→ Work instructions:
Copy every line of the entries below verbatim, without changing any character.
───── Input records
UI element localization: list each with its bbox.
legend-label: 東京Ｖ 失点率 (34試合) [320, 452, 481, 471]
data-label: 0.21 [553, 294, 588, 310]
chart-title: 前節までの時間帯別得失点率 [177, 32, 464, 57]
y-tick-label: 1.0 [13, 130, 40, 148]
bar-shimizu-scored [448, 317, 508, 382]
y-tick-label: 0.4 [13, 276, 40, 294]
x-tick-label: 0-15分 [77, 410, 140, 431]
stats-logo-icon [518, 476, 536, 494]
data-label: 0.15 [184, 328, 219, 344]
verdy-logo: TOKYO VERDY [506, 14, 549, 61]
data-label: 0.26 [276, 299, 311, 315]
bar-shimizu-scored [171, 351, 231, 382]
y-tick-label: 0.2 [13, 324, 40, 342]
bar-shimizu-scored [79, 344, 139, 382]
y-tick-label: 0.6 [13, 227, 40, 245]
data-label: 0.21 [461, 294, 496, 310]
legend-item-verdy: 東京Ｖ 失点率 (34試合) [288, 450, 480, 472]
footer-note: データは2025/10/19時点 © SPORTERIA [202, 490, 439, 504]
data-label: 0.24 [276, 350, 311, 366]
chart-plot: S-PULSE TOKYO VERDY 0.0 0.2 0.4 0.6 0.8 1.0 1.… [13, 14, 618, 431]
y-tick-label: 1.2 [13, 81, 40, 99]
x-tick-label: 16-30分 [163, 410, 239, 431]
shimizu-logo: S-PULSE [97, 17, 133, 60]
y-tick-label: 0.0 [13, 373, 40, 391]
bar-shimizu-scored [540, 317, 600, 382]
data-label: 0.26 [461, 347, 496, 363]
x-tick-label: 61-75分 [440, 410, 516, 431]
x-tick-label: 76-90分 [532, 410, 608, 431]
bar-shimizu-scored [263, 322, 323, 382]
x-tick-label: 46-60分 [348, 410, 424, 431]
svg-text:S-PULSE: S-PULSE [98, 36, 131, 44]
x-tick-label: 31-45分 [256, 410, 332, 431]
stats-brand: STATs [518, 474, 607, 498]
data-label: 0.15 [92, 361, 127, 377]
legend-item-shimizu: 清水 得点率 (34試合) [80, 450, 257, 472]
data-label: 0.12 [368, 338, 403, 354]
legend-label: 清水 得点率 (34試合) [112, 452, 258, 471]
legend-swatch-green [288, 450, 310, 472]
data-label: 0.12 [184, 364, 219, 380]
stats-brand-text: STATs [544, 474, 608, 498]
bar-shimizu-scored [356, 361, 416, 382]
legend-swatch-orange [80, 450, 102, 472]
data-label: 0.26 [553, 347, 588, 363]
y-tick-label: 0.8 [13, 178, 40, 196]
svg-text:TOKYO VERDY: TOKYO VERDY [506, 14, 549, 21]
──────────
→ Exercise solution:
UI element localization: list each with its bbox.
legend-label: 東京Ｖ 失点率 (34試合) [320, 452, 481, 471]
data-label: 0.21 [553, 294, 588, 310]
chart-title: 前節までの時間帯別得失点率 [177, 32, 464, 57]
y-tick-label: 1.0 [13, 130, 40, 148]
bar-shimizu-scored [448, 317, 508, 382]
y-tick-label: 0.4 [13, 276, 40, 294]
x-tick-label: 0-15分 [77, 410, 140, 431]
stats-logo-icon [518, 476, 536, 494]
data-label: 0.15 [184, 328, 219, 344]
verdy-logo: TOKYO VERDY [506, 14, 549, 61]
data-label: 0.26 [276, 299, 311, 315]
bar-shimizu-scored [171, 351, 231, 382]
y-tick-label: 0.2 [13, 324, 40, 342]
bar-shimizu-scored [79, 344, 139, 382]
y-tick-label: 0.6 [13, 227, 40, 245]
data-label: 0.21 [461, 294, 496, 310]
legend-item-verdy: 東京Ｖ 失点率 (34試合) [288, 450, 480, 472]
footer-note: データは2025/10/19時点 © SPORTERIA [202, 490, 439, 504]
data-label: 0.24 [276, 350, 311, 366]
chart-plot: S-PULSE TOKYO VERDY 0.0 0.2 0.4 0.6 0.8 1.0 1.… [13, 14, 618, 431]
y-tick-label: 1.2 [13, 81, 40, 99]
x-tick-label: 16-30分 [163, 410, 239, 431]
shimizu-logo: S-PULSE [97, 17, 133, 60]
y-tick-label: 0.0 [13, 373, 40, 391]
bar-shimizu-scored [540, 317, 600, 382]
data-label: 0.26 [461, 347, 496, 363]
x-tick-label: 61-75分 [440, 410, 516, 431]
x-tick-label: 76-90分 [532, 410, 608, 431]
bar-shimizu-scored [263, 322, 323, 382]
x-tick-label: 46-60分 [348, 410, 424, 431]
svg-text:S-PULSE: S-PULSE [98, 36, 131, 44]
x-tick-label: 31-45分 [256, 410, 332, 431]
stats-brand: STATs [518, 474, 607, 498]
data-label: 0.15 [92, 361, 127, 377]
legend-item-shimizu: 清水 得点率 (34試合) [80, 450, 257, 472]
data-label: 0.12 [368, 338, 403, 354]
legend-label: 清水 得点率 (34試合) [112, 452, 258, 471]
legend-swatch-green [288, 450, 310, 472]
data-label: 0.12 [184, 364, 219, 380]
stats-brand-text: STATs [544, 474, 608, 498]
bar-shimizu-scored [356, 361, 416, 382]
legend-swatch-orange [80, 450, 102, 472]
data-label: 0.26 [553, 347, 588, 363]
y-tick-label: 0.8 [13, 178, 40, 196]
svg-text:TOKYO VERDY: TOKYO VERDY [506, 14, 549, 21]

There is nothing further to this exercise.